▶ WHAT TO DO
Determine how many lines contain the string "toty". Respond with that number and nothing more.

▶ TASK INPUT

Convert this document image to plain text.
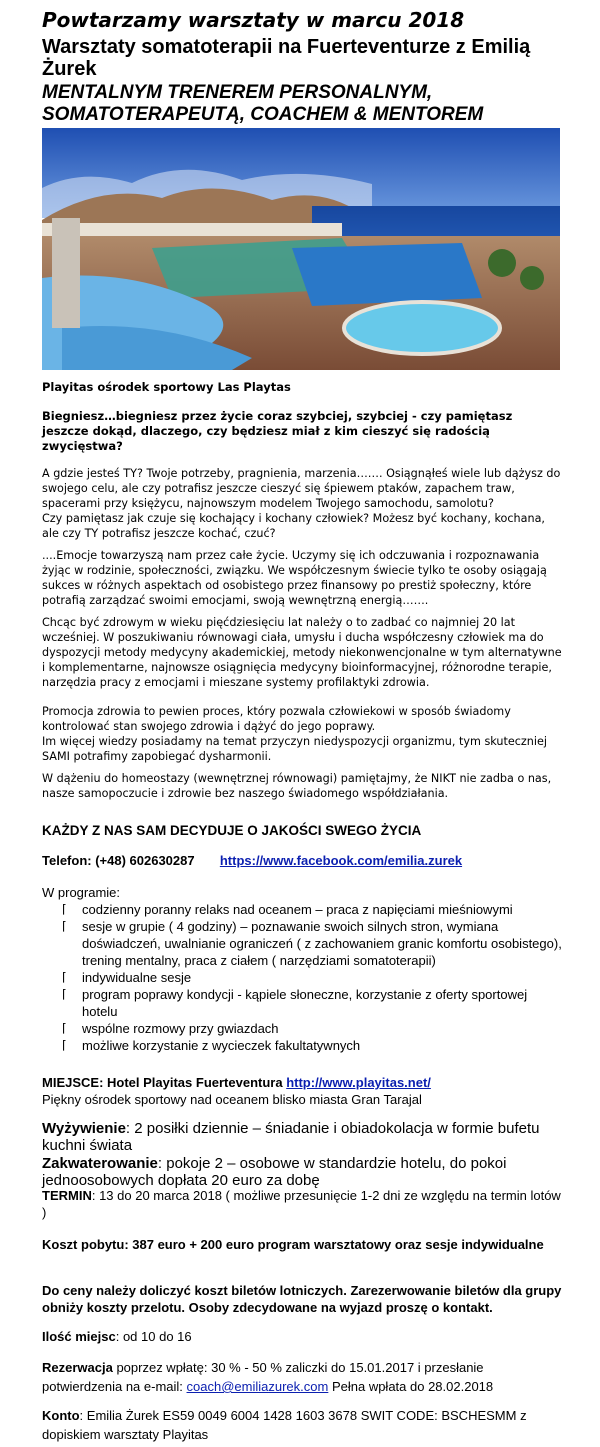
Powtarzamy warsztaty w marcu 2018
Warsztaty somatoterapii na Fuerteventurze z Emilią Żurek
MENTALNYM TRENEREM PERSONALNYM, SOMATOTERAPEUTĄ, COACHEM & MENTOREM
Playitas ośrodek sportowy Las Playtas
Biegniesz…biegniesz przez życie coraz szybciej, szybciej - czy pamiętasz jeszcze dokąd, dlaczego, czy będziesz miał z kim cieszyć się radością zwycięstwa?
A gdzie jesteś TY? Twoje potrzeby, pragnienia, marzenia……. Osiągnąłeś wiele lub dążysz do swojego celu, ale czy potrafisz jeszcze cieszyć się śpiewem ptaków, zapachem traw, spacerami przy księżycu, najnowszym modelem Twojego samochodu, samolotu?
Czy pamiętasz jak czuje się kochający i kochany człowiek? Możesz być kochany, kochana, ale czy TY potrafisz jeszcze kochać, czuć?
....Emocje towarzyszą nam przez całe życie. Uczymy się ich odczuwania i rozpoznawania żyjąc w rodzinie, społeczności, związku. We współczesnym świecie tylko te osoby osiągają sukces w różnych aspektach od osobistego przez finansowy po prestiż społeczny, które potrafią zarządzać swoimi emocjami, swoją wewnętrzną energią…….
Chcąc być zdrowym w wieku pięćdziesięciu lat należy o to zadbać co najmniej 20 lat wcześniej. W poszukiwaniu równowagi ciała, umysłu i ducha współczesny człowiek ma do dyspozycji metody medycyny akademickiej, metody niekonwencjonalne w tym alternatywne i komplementarne, najnowsze osiągnięcia medycyny bioinformacyjnej, różnorodne terapie, narzędzia pracy z emocjami i mieszane systemy profilaktyki zdrowia.
Promocja zdrowia to pewien proces, który pozwala człowiekowi w sposób świadomy kontrolować stan swojego zdrowia i dążyć do jego poprawy.
Im więcej wiedzy posiadamy na temat przyczyn niedyspozycji organizmu, tym skuteczniej SAMI potrafimy zapobiegać dysharmonii.
W dążeniu do homeostazy (wewnętrznej równowagi) pamiętajmy, że NIKT nie zadba o nas, nasze samopoczucie i zdrowie bez naszego świadomego współdziałania.
KAŻDY Z NAS SAM DECYDUJE O JAKOŚCI SWEGO ŻYCIA
Telefon: (+48) 602630287 https://www.facebook.com/emilia.zurek
W programie:
⌈ codzienny poranny relaks nad oceanem – praca z napięciami mieśniowymi
⌈ sesje w grupie ( 4 godziny) – poznawanie swoich silnych stron, wymiana doświadczeń, uwalnianie ograniczeń ( z zachowaniem granic komfortu osobistego), trening mentalny, praca z ciałem ( narzędziami somatoterapii)
⌈ indywidualne sesje
⌈ program poprawy kondycji - kąpiele słoneczne, korzystanie z oferty sportowej hotelu
⌈ wspólne rozmowy przy gwiazdach
⌈ możliwe korzystanie z wycieczek fakultatywnych
MIEJSCE: Hotel Playitas Fuerteventura http://www.playitas.net/
Piękny ośrodek sportowy nad oceanem blisko miasta Gran Tarajal
Wyżywienie: 2 posiłki dziennie – śniadanie i obiadokolacja w formie bufetu kuchni świata
Zakwaterowanie: pokoje 2 – osobowe w standardzie hotelu, do pokoi jednoosobowych dopłata 20 euro za dobę
TERMIN: 13 do 20 marca 2018 ( możliwe przesunięcie 1-2 dni ze względu na termin lotów )
Koszt pobytu: 387 euro + 200 euro program warsztatowy oraz sesje indywidualne
Do ceny należy doliczyć koszt biletów lotniczych. Zarezerwowanie biletów dla grupy obniży koszty przelotu. Osoby zdecydowane na wyjazd proszę o kontakt.
Ilość miejsc: od 10 do 16
Rezerwacja poprzez wpłatę: 30 % - 50 % zaliczki do 15.01.2017 i przesłanie potwierdzenia na e-mail: coach@emiliazurek.com Pełna wpłata do 28.02.2018
Konto: Emilia Żurek ES59 0049 6004 1428 1603 3678 SWIT CODE: BSCHESMM z dopiskiem warsztaty Playitas
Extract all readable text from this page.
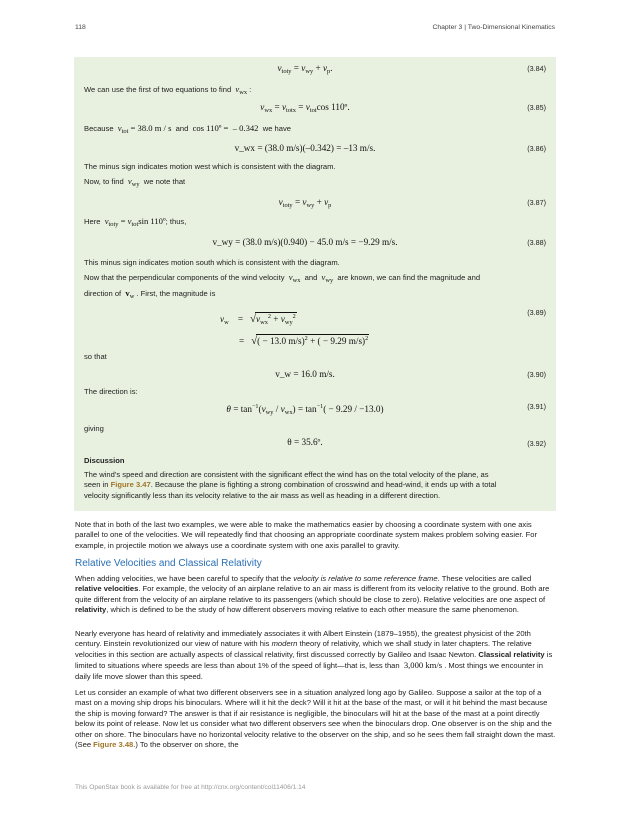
118	Chapter 3 | Two-Dimensional Kinematics
$v_{toty} = v_{wy} + v_p$.	(3.84)
We can use the first of two equations to find $v_{wx}$ :
$v_{wx} = v_{totx} = v_{tot}\cos$ 110º.	(3.85)
Because $v_{tot} = 38.0$ m / s and cos 110º =  – 0.342 we have
v_wx = (38.0 m/s)(–0.342) = –13 m/s.	(3.86)
The minus sign indicates motion west which is consistent with the diagram.
Now, to find $v_{wy}$ we note that
$v_{toty} = v_{wy} + v_p$	(3.87)
Here $v_{toty} = v_{tot}\sin$ 110º; thus,
v_wy = (38.0 m/s)(0.940) − 45.0 m/s = −9.29 m/s.	(3.88)
This minus sign indicates motion south which is consistent with the diagram.
Now that the perpendicular components of the wind velocity $v_{wx}$ and $v_{wy}$ are known, we can find the magnitude and
direction of $v_w$ . First, the magnitude is
$v_w$    =   $√v_{wx}^2 + v_{wy}^2$
=   √( − 13.0 m/s)$^2$ + ( − 9.29 m/s)$^2$
(3.89)
so that
v_w = 16.0 m/s.	(3.90)
The direction is:
$\theta = \tan^{-1}(v_{wy} / v_{wx}) = \tan^{-1}( - 9.29 / -13.0)$	(3.91)
giving
θ = 35.6º.	(3.92)
Discussion
The wind’s speed and direction are consistent with the significant effect the wind has on the total velocity of the plane, as
seen in Figure 3.47. Because the plane is fighting a strong combination of crosswind and head-wind, it ends up with a total
velocity significantly less than its velocity relative to the air mass as well as heading in a different direction.
Note that in both of the last two examples, we were able to make the mathematics easier by choosing a coordinate system with one axis parallel to one of the velocities. We will repeatedly find that choosing an appropriate coordinate system makes problem solving easier. For example, in projectile motion we always use a coordinate system with one axis parallel to gravity.
Relative Velocities and Classical Relativity
When adding velocities, we have been careful to specify that the velocity is relative to some reference frame. These velocities are called relative velocities. For example, the velocity of an airplane relative to an air mass is different from its velocity relative to the ground. Both are quite different from the velocity of an airplane relative to its passengers (which should be close to zero). Relative velocities are one aspect of relativity, which is defined to be the study of how different observers moving relative to each other measure the same phenomenon.
Nearly everyone has heard of relativity and immediately associates it with Albert Einstein (1879–1955), the greatest physicist of the 20th century. Einstein revolutionized our view of nature with his modern theory of relativity, which we shall study in later chapters. The relative velocities in this section are actually aspects of classical relativity, first discussed correctly by Galileo and Isaac Newton. Classical relativity is limited to situations where speeds are less than about 1% of the speed of light—that is, less than 3,000 km/s . Most things we encounter in daily life move slower than this speed.
Let us consider an example of what two different observers see in a situation analyzed long ago by Galileo. Suppose a sailor at the top of a mast on a moving ship drops his binoculars. Where will it hit the deck? Will it hit at the base of the mast, or will it hit behind the mast because the ship is moving forward? The answer is that if air resistance is negligible, the binoculars will hit at the base of the mast at a point directly below its point of release. Now let us consider what two different observers see when the binoculars drop. One observer is on the ship and the other on shore. The binoculars have no horizontal velocity relative to the observer on the ship, and so he sees them fall straight down the mast. (See Figure 3.48.) To the observer on shore, the
This OpenStax book is available for free at http://cnx.org/content/col11406/1.14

▶ EXERCISE SOLUTION
3